Keep only the lines of the listing that include the word "text", and copy them.

## start

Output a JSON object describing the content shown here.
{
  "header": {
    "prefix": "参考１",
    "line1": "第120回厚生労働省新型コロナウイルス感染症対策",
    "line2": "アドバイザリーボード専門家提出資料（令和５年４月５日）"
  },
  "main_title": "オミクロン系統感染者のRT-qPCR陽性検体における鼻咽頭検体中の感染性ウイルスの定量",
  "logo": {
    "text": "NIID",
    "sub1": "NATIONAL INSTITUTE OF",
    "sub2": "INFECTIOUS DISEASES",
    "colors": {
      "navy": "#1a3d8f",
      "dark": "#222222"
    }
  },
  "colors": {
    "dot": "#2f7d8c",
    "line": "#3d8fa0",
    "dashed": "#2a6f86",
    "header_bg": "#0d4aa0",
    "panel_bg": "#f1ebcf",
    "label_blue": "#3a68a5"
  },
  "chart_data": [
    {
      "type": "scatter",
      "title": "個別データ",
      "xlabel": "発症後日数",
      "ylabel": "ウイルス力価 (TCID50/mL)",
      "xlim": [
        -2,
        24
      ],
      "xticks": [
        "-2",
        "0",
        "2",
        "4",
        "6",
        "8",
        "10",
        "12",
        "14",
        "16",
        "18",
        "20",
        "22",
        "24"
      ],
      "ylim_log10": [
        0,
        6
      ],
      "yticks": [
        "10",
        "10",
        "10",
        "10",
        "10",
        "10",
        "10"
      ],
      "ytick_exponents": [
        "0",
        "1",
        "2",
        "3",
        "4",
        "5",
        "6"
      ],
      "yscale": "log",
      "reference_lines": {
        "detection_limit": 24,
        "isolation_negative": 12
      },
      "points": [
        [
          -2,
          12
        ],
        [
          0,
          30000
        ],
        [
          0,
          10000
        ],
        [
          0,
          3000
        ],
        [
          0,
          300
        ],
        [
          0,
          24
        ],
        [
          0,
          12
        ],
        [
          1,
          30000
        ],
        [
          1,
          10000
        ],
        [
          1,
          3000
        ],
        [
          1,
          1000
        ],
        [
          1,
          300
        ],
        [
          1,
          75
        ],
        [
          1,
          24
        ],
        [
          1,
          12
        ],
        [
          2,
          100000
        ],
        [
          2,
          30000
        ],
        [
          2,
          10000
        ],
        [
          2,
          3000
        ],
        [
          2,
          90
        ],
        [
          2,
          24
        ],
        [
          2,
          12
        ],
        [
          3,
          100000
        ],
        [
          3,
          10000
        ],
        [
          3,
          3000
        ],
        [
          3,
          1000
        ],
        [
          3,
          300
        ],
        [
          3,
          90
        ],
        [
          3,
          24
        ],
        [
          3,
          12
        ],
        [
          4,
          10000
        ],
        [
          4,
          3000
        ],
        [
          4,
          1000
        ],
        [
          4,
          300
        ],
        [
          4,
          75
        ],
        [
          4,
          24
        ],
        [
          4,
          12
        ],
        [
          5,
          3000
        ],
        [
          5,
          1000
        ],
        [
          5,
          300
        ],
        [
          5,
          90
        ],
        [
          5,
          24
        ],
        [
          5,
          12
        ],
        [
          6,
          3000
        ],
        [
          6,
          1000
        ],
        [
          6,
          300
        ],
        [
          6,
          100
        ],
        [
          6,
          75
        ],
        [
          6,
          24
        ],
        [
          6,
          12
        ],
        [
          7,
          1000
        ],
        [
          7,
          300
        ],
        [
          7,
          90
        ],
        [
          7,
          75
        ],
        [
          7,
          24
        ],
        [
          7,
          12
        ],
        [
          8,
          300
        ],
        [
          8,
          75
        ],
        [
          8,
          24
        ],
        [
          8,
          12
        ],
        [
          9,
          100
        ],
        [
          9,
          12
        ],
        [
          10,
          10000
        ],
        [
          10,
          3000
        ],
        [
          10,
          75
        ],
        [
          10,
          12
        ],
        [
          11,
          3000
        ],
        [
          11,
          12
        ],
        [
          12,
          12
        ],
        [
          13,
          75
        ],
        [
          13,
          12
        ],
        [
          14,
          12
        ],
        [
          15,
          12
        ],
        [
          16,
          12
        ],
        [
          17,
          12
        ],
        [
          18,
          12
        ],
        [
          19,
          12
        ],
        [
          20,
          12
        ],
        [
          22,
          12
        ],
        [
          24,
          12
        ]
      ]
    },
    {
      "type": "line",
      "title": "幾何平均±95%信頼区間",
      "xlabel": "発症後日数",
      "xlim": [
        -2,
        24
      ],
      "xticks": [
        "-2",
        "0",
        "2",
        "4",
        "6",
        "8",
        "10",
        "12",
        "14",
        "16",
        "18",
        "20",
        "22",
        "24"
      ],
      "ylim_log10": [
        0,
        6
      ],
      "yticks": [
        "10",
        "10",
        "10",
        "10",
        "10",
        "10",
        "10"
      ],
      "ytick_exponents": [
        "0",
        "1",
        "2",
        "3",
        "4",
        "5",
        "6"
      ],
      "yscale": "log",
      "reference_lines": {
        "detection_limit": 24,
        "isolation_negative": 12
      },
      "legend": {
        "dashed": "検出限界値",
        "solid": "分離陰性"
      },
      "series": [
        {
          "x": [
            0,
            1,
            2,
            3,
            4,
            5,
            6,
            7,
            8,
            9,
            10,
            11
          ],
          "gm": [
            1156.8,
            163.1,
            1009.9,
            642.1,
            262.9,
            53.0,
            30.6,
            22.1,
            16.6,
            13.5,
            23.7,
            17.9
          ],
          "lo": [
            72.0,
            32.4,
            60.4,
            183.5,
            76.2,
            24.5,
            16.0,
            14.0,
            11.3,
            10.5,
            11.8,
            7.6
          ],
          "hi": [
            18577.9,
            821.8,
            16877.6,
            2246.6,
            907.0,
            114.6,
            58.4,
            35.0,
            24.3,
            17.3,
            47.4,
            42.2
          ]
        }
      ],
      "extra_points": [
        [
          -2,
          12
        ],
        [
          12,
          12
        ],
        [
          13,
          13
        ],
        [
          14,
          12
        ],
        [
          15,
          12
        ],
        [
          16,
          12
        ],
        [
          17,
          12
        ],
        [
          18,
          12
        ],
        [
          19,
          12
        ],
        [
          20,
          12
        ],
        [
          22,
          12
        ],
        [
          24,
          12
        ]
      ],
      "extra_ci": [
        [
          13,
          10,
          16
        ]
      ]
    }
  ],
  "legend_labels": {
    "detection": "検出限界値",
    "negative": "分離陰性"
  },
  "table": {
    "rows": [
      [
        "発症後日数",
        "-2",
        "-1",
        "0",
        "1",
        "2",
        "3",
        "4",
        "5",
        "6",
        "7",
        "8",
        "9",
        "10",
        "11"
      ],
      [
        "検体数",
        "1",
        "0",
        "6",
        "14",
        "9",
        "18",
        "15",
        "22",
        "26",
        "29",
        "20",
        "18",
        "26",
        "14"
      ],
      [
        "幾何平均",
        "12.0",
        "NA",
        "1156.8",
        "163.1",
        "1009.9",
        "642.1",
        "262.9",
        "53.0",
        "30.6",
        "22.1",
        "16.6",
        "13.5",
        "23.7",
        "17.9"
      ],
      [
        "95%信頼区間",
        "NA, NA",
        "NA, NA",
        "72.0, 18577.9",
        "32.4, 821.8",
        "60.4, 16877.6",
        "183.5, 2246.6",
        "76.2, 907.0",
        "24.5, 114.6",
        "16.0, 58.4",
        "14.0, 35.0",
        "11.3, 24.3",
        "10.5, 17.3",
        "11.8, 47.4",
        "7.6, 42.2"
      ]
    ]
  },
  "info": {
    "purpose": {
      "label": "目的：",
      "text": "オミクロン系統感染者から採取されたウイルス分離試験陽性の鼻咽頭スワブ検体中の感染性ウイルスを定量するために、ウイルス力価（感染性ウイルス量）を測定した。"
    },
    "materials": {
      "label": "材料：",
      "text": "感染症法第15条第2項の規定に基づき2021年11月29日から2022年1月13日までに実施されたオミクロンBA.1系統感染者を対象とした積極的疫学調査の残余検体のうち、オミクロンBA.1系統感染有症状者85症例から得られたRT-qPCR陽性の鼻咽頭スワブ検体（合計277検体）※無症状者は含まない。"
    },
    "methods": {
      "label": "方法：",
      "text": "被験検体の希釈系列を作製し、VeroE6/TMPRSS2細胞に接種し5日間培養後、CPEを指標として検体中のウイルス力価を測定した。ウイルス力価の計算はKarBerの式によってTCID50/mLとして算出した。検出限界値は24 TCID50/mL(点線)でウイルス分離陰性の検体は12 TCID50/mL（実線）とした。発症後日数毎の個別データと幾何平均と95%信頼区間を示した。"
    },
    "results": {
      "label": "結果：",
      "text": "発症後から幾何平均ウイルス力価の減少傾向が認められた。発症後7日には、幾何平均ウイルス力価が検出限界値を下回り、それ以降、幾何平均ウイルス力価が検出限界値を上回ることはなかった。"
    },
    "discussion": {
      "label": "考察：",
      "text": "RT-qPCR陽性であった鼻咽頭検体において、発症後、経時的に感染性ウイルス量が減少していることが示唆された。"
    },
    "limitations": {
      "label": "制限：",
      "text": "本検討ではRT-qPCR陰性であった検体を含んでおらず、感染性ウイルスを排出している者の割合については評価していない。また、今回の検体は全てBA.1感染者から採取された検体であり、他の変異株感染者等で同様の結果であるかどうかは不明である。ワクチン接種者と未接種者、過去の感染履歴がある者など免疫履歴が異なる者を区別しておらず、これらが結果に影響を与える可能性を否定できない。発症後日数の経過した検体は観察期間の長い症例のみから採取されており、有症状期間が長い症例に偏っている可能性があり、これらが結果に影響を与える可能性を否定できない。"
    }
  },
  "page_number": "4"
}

## end

[Task solution]:
    "text": "NIID",
      "text": "オミクロン系統感染者から採取されたウイルス分離試験陽性の鼻咽頭スワブ検体中の感染性ウイルスを定量するために、ウイルス力価（感染性ウイルス量）を測定した。"
      "text": "感染症法第15条第2項の規定に基づき2021年11月29日から2022年1月13日までに実施されたオミクロンBA.1系統感染者を対象とした積極的疫学調査の残余検体のうち、オミクロンBA.1系統感染有症状者85症例から得られたRT-qPCR陽性の鼻咽頭スワブ検体（合計277検体）※無症状者は含まない。"
      "text": "被験検体の希釈系列を作製し、VeroE6/TMPRSS2細胞に接種し5日間培養後、CPEを指標として検体中のウイルス力価を測定した。ウイルス力価の計算はKarBerの式によってTCID50/mLとして算出した。検出限界値は24 TCID50/mL(点線)でウイルス分離陰性の検体は12 TCID50/mL（実線）とした。発症後日数毎の個別データと幾何平均と95%信頼区間を示した。"
      "text": "発症後から幾何平均ウイルス力価の減少傾向が認められた。発症後7日には、幾何平均ウイルス力価が検出限界値を下回り、それ以降、幾何平均ウイルス力価が検出限界値を上回ることはなかった。"
      "text": "RT-qPCR陽性であった鼻咽頭検体において、発症後、経時的に感染性ウイルス量が減少していることが示唆された。"
      "text": "本検討ではRT-qPCR陰性であった検体を含んでおらず、感染性ウイルスを排出している者の割合については評価していない。また、今回の検体は全てBA.1感染者から採取された検体であり、他の変異株感染者等で同様の結果であるかどうかは不明である。ワクチン接種者と未接種者、過去の感染履歴がある者など免疫履歴が異なる者を区別しておらず、これらが結果に影響を与える可能性を否定できない。発症後日数の経過した検体は観察期間の長い症例のみから採取されており、有症状期間が長い症例に偏っている可能性があり、これらが結果に影響を与える可能性を否定できない。"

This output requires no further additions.